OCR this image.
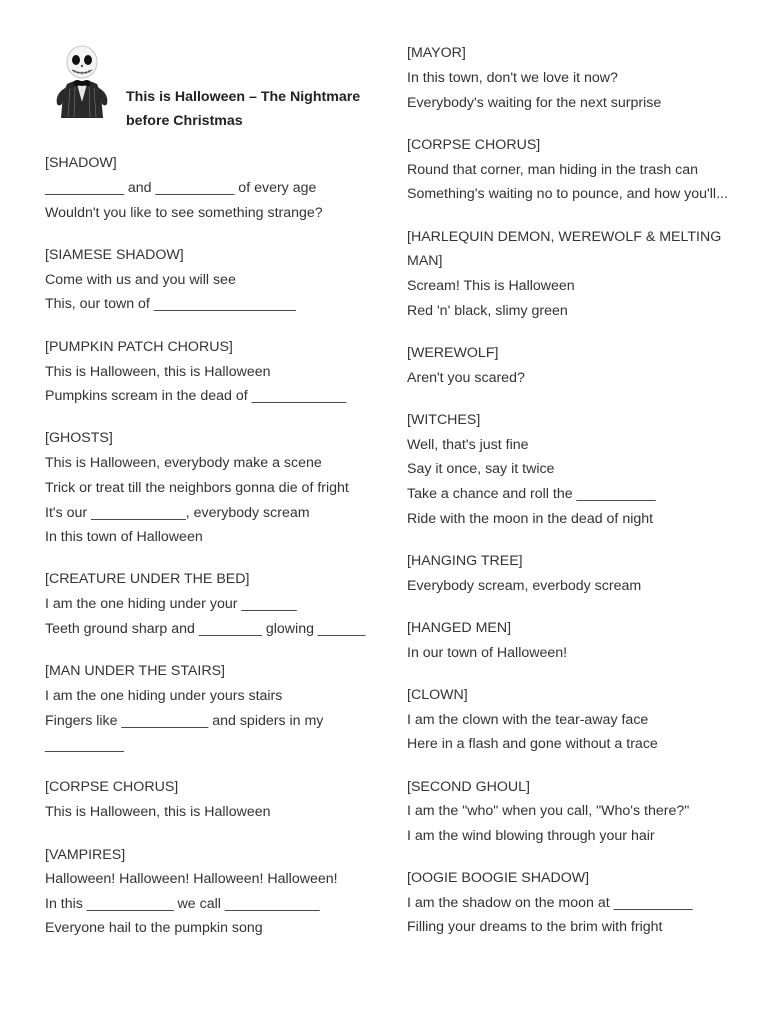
This is Halloween – The Nightmare
before Christmas
[SHADOW]
__________ and __________ of every age
Wouldn't you like to see something strange?
[SIAMESE SHADOW]
Come with us and you will see
This, our town of __________________
[PUMPKIN PATCH CHORUS]
This is Halloween, this is Halloween
Pumpkins scream in the dead of ____________
[GHOSTS]
This is Halloween, everybody make a scene
Trick or treat till the neighbors gonna die of fright
It's our ____________, everybody scream
In this town of Halloween
[CREATURE UNDER THE BED]
I am the one hiding under your _______
Teeth ground sharp and ________ glowing ______
[MAN UNDER THE STAIRS]
I am the one hiding under yours stairs
Fingers like ___________ and spiders in my
__________
[CORPSE CHORUS]
This is Halloween, this is Halloween
[VAMPIRES]
Halloween! Halloween! Halloween! Halloween!
In this ___________ we call ____________
Everyone hail to the pumpkin song
[MAYOR]
In this town, don't we love it now?
Everybody's waiting for the next surprise
[CORPSE CHORUS]
Round that corner, man hiding in the trash can
Something's waiting no to pounce, and how you'll...
[HARLEQUIN DEMON, WEREWOLF & MELTING
MAN]
Scream! This is Halloween
Red 'n' black, slimy green
[WEREWOLF]
Aren't you scared?
[WITCHES]
Well, that's just fine
Say it once, say it twice
Take a chance and roll the __________
Ride with the moon in the dead of night
[HANGING TREE]
Everybody scream, everbody scream
[HANGED MEN]
In our town of Halloween!
[CLOWN]
I am the clown with the tear-away face
Here in a flash and gone without a trace
[SECOND GHOUL]
I am the "who" when you call, "Who's there?"
I am the wind blowing through your hair
[OOGIE BOOGIE SHADOW]
I am the shadow on the moon at __________
Filling your dreams to the brim with fright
------------------------------
Scan the material above for the word "moon". Copy each line where it occurs.

Expected output:
Ride with the moon in the dead of night
I am the shadow on the moon at __________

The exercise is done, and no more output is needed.